#### REQUIRED WORK:
Reproduce the part of the records that opens with the line containing "List every element" and closes with the line containing "bar [2272,782,2323,860]", both lines included, leaving out the pictures.

--- begin THE RECORDS ---

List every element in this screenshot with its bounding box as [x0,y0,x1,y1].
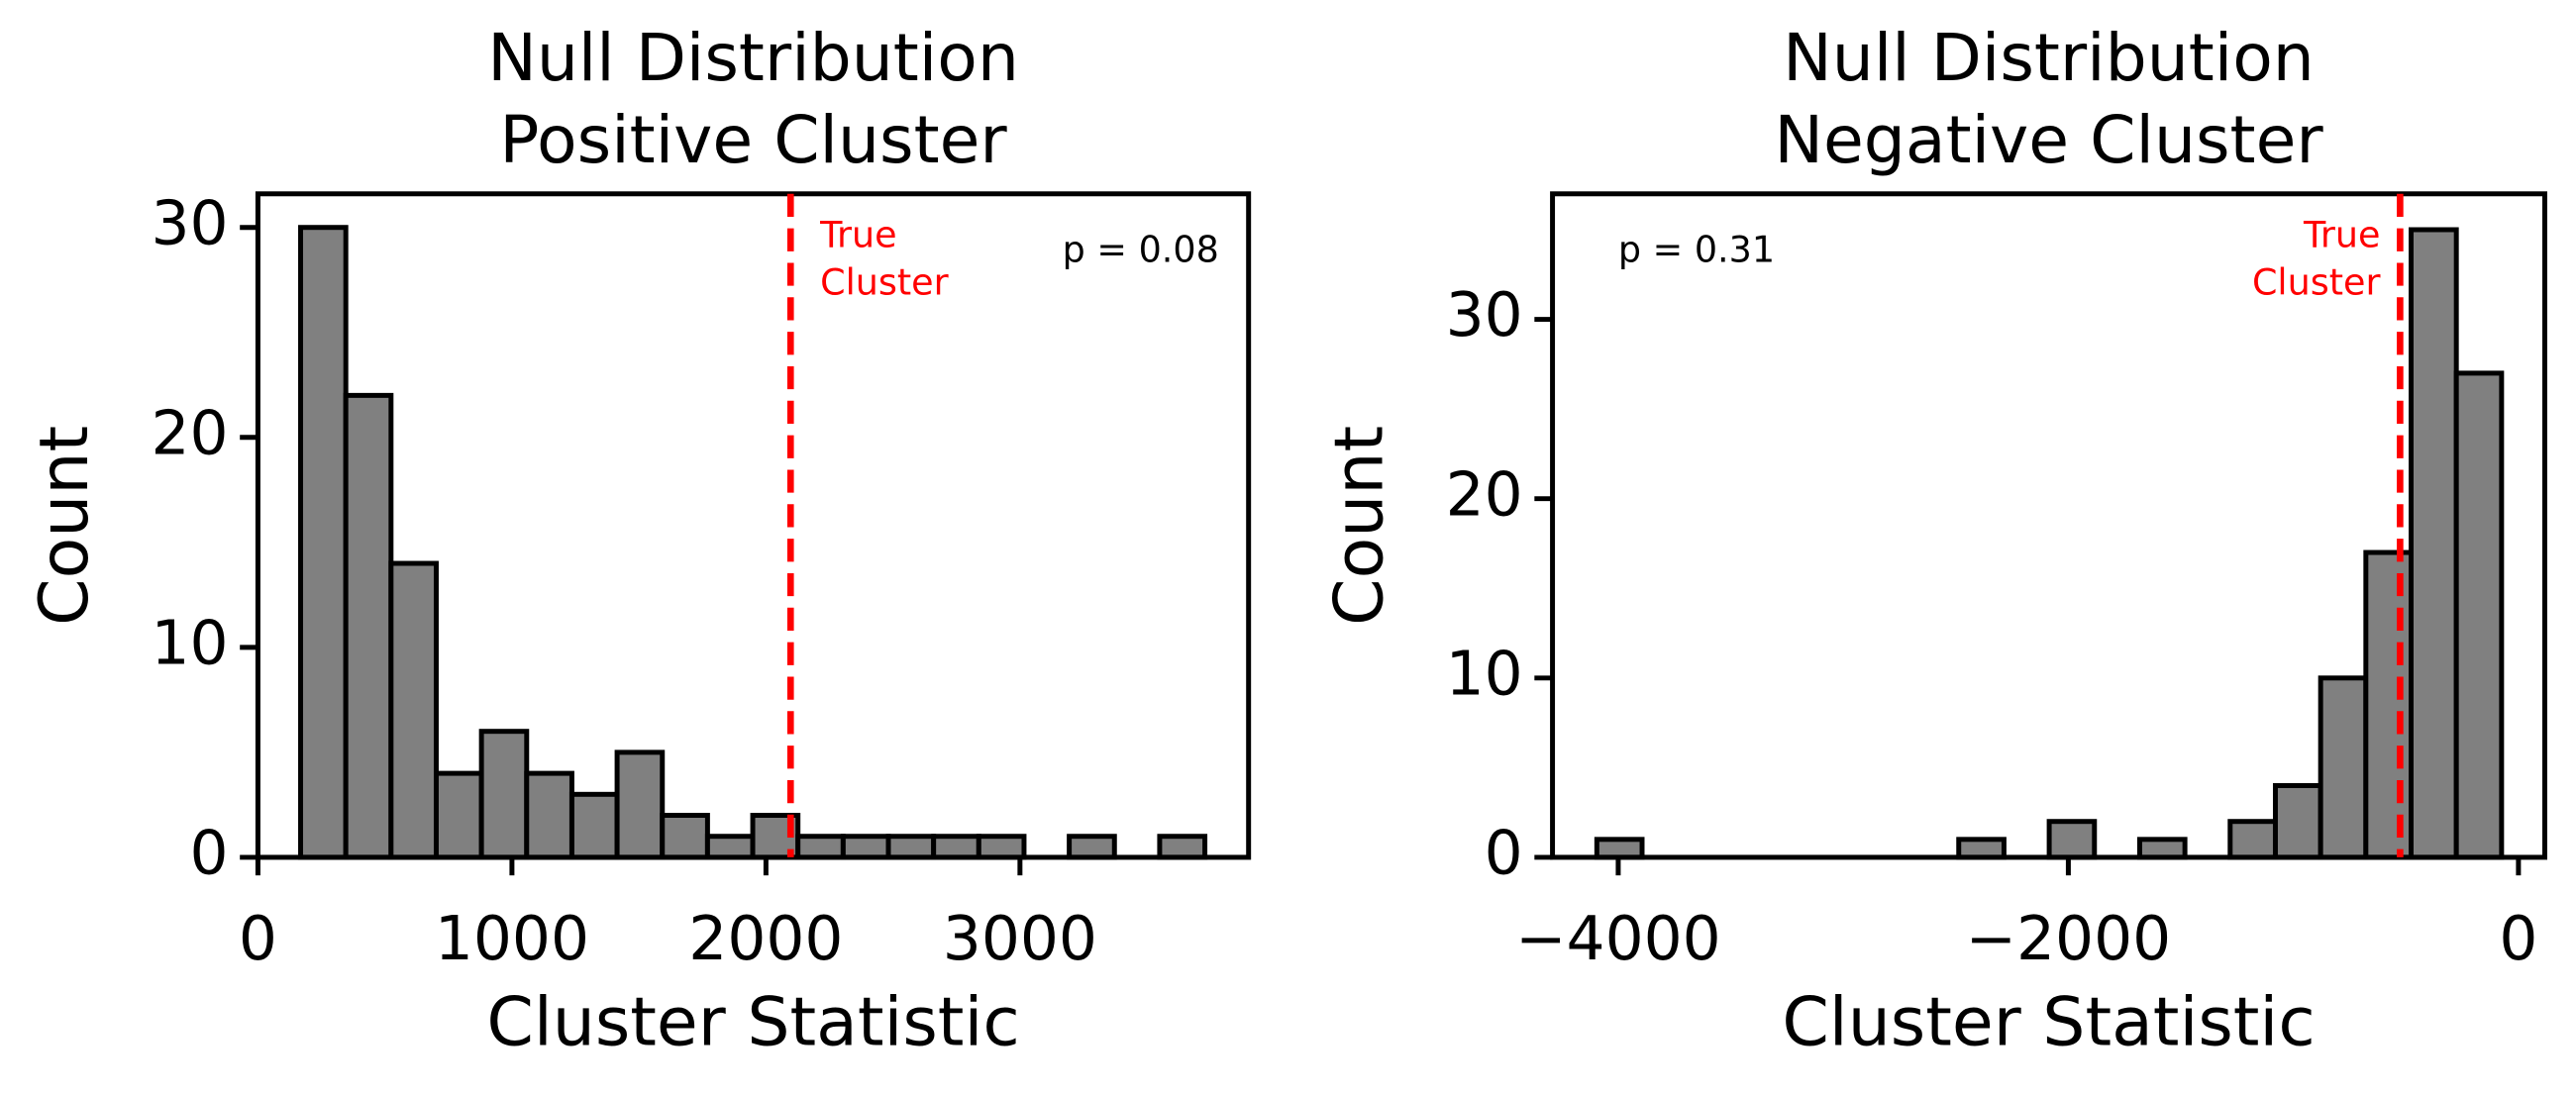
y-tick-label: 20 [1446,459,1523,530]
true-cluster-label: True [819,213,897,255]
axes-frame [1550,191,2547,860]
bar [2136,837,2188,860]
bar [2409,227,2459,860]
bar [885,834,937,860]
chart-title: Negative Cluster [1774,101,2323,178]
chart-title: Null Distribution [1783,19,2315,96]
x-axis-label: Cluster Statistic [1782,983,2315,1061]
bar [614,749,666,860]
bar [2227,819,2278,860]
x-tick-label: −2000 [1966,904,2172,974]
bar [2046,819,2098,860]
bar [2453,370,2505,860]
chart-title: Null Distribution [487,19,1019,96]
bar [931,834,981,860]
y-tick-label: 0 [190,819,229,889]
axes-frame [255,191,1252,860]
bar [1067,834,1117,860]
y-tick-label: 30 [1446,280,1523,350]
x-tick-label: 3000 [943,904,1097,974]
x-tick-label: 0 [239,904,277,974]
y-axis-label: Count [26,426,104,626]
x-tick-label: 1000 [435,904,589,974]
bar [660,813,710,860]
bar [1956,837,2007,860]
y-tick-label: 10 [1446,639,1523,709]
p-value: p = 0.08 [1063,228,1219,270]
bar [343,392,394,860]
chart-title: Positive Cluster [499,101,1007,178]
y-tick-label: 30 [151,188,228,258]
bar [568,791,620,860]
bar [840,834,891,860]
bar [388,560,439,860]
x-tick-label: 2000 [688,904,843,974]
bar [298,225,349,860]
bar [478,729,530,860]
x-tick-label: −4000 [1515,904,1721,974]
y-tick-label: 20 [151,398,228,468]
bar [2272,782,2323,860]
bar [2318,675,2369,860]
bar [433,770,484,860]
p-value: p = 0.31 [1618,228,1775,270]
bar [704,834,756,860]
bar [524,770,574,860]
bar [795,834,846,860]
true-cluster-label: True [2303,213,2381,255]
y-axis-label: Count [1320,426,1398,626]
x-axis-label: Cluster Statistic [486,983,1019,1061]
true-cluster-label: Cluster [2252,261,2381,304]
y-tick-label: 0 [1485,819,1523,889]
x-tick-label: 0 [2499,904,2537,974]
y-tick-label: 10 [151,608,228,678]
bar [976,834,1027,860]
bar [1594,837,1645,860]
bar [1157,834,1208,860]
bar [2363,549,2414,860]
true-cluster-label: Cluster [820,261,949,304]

--- end THE RECORDS ---
--- begin THE RECORDS ---

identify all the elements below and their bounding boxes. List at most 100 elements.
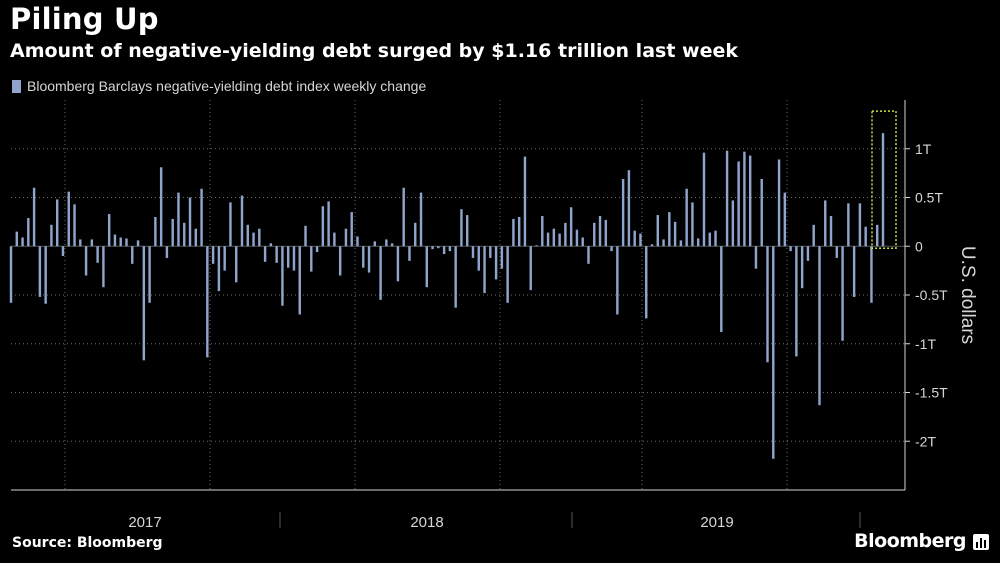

--- end THE RECORDS ---

#### EXPECTED ANSWER:
List every element in this screenshot with its bounding box as [x0,y0,x1,y1].
y-tick-label: 20 [1446,459,1523,530]
true-cluster-label: True [819,213,897,255]
axes-frame [1550,191,2547,860]
bar [2136,837,2188,860]
bar [2409,227,2459,860]
bar [885,834,937,860]
chart-title: Negative Cluster [1774,101,2323,178]
chart-title: Null Distribution [1783,19,2315,96]
x-axis-label: Cluster Statistic [1782,983,2315,1061]
bar [614,749,666,860]
bar [2227,819,2278,860]
x-tick-label: −2000 [1966,904,2172,974]
bar [2046,819,2098,860]
bar [2453,370,2505,860]
chart-title: Null Distribution [487,19,1019,96]
bar [931,834,981,860]
y-tick-label: 0 [190,819,229,889]
axes-frame [255,191,1252,860]
bar [1067,834,1117,860]
y-tick-label: 30 [1446,280,1523,350]
x-tick-label: 3000 [943,904,1097,974]
x-tick-label: 0 [239,904,277,974]
y-axis-label: Count [26,426,104,626]
x-tick-label: 1000 [435,904,589,974]
bar [660,813,710,860]
bar [1956,837,2007,860]
y-tick-label: 10 [1446,639,1523,709]
p-value: p = 0.08 [1063,228,1219,270]
bar [343,392,394,860]
chart-title: Positive Cluster [499,101,1007,178]
y-tick-label: 30 [151,188,228,258]
bar [568,791,620,860]
bar [840,834,891,860]
bar [388,560,439,860]
x-tick-label: 2000 [688,904,843,974]
bar [298,225,349,860]
bar [478,729,530,860]
x-tick-label: −4000 [1515,904,1721,974]
y-tick-label: 20 [151,398,228,468]
bar [2272,782,2323,860]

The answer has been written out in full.